## Условие задания
Обновите часть исходного отрывка: начиная со слов «Эта война… Почему» и далее вплоть до слов «вернее – молчать.» приведите текст заново, заменив «благо» на «добро».

## Исходный отрывок
--

Впрочем, теперь и Пуришкевич признает евреев и руку жмет Милюкову.
Волки и овцы строятся в один ряд, нашли третьего, кого есть.
Эта война… Почему вообще война, всякая, – зло, а только эта одна – благо?
Никто не знает. Я верю, что многие так чувствуют. Я – нет. Да и мне все равно, что я чувствую. То есть я не имею права ни слова ей, войне, сказать, пока только чувствую. Я не верю чувствам: они не заслуживают слов, пока не оправданы чем-то высшим. И не закреплены правдой.
Впрочем, не надо об этом. Проще. Идет организованное самоистребление, человекоубийство. «Или всегда можно убить, или никогда нельзя». Да, если нет истории, нет движения, нет свободы, нет Бога. А если все это есть – так сказать нельзя. Должно каждому данному часу истории говорить «да» или «нет». И сегодняшнему часу я говорю, со дна моей человеческой души и человеческого разума, – «нет». Или могу молчать. Даже лучше, вернее – молчать.

--

## Исходные данные
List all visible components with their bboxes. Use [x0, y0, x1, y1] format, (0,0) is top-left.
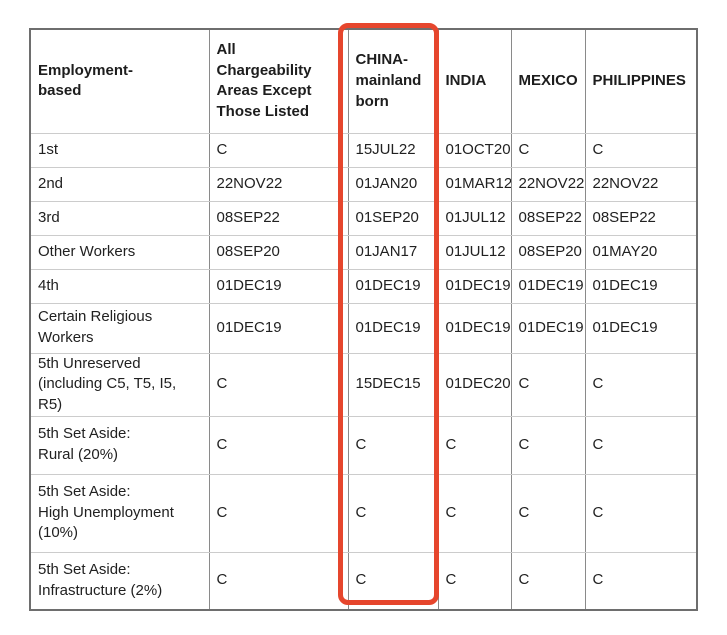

--

## Ответ к заданию
Эта война… Почему вообще война, всякая, – зло, а только эта одна – добро?
Никто не знает. Я верю, что многие так чувствуют. Я – нет. Да и мне все равно, что я чувствую. То есть я не имею права ни слова ей, войне, сказать, пока только чувствую. Я не верю чувствам: они не заслуживают слов, пока не оправданы чем-то высшим. И не закреплены правдой.
Впрочем, не надо об этом. Проще. Идет организованное самоистребление, человекоубийство. «Или всегда можно убить, или никогда нельзя». Да, если нет истории, нет движения, нет свободы, нет Бога. А если все это есть – так сказать нельзя. Должно каждому данному часу истории говорить «да» или «нет». И сегодняшнему часу я говорю, со дна моей человеческой души и человеческого разума, – «нет». Или могу молчать. Даже лучше, вернее – молчать.